Please list all lines of the material below in which the string "Business" occurs.
**** RECORD LIST
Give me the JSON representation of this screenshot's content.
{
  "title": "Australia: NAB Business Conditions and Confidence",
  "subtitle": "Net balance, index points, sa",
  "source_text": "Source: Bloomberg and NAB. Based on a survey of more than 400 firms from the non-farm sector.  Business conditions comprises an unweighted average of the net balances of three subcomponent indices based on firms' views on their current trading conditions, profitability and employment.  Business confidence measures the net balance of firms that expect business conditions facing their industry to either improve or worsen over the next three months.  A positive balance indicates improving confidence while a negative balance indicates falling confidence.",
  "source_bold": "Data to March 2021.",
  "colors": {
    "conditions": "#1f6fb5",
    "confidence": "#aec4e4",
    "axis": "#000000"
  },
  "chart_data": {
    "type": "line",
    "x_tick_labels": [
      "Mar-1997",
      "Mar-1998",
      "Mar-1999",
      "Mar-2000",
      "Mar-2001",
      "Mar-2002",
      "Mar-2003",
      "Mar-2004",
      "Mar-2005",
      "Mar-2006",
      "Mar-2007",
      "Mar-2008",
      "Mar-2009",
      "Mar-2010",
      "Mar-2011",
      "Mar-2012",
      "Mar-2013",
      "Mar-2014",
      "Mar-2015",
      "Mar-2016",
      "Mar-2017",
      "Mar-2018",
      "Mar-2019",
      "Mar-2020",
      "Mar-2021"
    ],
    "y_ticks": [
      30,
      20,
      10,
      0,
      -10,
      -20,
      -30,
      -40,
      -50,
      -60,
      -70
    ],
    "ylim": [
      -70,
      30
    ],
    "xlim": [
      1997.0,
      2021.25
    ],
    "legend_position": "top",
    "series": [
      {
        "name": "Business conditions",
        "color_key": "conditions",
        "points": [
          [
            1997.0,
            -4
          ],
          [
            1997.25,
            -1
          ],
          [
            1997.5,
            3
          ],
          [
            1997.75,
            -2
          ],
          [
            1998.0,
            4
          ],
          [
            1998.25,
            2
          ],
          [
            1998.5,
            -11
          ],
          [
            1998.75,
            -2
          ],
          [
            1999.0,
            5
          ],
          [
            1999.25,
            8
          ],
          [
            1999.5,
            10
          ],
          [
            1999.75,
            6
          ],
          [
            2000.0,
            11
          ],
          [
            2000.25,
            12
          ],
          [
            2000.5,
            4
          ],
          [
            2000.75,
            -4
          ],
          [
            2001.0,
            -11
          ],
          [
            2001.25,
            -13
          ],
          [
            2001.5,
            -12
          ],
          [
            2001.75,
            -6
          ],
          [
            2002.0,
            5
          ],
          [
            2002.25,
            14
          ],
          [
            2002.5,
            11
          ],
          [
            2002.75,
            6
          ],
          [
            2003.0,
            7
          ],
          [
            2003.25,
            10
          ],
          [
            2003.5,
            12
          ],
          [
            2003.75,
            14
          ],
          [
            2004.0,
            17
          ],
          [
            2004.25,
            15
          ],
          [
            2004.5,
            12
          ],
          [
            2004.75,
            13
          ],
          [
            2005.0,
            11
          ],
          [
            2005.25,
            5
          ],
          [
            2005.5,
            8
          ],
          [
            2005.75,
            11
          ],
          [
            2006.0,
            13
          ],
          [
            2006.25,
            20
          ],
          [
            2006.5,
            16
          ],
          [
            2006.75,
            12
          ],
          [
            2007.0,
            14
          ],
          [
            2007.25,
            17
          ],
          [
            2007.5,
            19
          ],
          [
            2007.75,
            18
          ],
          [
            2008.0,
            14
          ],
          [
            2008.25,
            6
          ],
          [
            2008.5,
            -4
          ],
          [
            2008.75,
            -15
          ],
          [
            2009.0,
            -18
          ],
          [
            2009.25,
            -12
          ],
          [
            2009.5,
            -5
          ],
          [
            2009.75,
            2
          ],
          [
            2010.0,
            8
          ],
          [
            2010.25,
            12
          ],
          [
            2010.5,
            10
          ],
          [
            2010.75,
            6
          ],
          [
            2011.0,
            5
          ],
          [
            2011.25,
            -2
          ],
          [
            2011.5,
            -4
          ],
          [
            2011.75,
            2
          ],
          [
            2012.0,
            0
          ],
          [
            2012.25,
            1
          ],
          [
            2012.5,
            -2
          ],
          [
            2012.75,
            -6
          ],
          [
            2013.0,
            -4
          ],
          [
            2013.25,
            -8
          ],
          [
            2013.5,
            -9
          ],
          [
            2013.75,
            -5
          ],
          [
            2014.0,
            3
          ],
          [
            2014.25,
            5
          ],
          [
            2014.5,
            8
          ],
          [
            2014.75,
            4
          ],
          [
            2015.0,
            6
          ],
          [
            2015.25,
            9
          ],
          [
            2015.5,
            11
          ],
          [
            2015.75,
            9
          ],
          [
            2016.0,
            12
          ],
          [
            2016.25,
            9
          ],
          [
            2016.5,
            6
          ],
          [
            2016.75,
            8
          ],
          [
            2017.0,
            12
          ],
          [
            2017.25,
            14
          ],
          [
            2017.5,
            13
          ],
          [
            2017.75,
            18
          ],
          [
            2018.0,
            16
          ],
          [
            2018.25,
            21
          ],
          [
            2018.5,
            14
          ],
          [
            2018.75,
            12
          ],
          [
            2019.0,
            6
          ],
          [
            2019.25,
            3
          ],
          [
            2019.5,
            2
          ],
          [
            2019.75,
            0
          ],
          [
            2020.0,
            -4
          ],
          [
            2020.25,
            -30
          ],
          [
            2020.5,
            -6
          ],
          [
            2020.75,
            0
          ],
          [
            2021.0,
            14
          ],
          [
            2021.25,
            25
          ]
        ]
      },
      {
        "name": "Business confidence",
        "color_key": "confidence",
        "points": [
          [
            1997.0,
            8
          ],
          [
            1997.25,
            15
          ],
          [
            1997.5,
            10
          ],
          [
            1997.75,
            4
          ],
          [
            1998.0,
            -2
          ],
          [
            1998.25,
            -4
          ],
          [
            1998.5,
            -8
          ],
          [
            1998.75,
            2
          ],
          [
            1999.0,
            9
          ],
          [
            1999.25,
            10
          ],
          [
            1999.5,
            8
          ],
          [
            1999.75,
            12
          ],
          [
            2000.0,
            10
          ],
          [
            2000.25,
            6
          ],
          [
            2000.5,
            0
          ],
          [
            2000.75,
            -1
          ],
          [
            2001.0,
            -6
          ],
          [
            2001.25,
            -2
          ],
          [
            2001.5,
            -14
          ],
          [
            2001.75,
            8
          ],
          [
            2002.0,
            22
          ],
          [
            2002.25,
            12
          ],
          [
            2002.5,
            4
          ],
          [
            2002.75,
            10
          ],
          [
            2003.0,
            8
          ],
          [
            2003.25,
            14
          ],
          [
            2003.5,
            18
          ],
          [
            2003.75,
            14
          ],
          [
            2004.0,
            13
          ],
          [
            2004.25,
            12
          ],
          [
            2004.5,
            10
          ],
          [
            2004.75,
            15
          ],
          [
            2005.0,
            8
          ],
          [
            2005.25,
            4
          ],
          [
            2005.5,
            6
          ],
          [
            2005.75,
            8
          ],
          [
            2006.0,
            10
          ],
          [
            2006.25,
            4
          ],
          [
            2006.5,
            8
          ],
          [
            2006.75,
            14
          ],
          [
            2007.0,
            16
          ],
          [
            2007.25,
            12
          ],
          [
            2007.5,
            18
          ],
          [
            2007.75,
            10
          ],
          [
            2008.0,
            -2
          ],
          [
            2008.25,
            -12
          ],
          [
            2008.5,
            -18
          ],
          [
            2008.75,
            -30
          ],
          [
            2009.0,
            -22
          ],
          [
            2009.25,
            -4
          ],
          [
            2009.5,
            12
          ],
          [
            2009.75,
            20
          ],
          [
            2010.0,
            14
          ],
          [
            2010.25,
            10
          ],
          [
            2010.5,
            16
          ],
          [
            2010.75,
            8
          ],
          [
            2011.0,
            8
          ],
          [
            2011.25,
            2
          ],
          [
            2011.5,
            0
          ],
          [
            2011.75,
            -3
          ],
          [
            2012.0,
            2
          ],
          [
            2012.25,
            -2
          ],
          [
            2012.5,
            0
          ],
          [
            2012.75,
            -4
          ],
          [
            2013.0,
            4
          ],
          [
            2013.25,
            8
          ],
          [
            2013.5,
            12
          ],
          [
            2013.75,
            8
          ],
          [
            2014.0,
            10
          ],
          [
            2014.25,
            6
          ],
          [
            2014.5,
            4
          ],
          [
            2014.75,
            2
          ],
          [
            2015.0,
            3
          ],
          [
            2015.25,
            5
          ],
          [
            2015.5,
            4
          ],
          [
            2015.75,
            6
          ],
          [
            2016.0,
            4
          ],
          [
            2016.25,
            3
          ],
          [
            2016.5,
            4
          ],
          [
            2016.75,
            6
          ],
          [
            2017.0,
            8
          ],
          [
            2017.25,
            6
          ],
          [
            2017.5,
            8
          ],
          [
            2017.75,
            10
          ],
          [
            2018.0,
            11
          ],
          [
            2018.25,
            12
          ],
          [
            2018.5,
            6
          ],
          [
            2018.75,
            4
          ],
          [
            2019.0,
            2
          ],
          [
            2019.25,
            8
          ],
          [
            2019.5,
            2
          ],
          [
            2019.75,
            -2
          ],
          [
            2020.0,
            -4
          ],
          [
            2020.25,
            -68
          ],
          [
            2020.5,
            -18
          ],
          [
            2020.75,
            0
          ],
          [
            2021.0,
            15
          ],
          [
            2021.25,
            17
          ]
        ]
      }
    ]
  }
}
********
### RESULT OF THIS EXERCISE
  "title": "Australia: NAB Business Conditions and Confidence",
  "source_text": "Source: Bloomberg and NAB. Based on a survey of more than 400 firms from the non-farm sector.  Business conditions comprises an unweighted average of the net balances of three subcomponent indices based on firms' views on their current trading conditions, profitability and employment.  Business confidence measures the net balance of firms that expect business conditions facing their industry to either improve or worsen over the next three months.  A positive balance indicates improving confidence while a negative balance indicates falling confidence.",
        "name": "Business conditions",
        "name": "Business confidence",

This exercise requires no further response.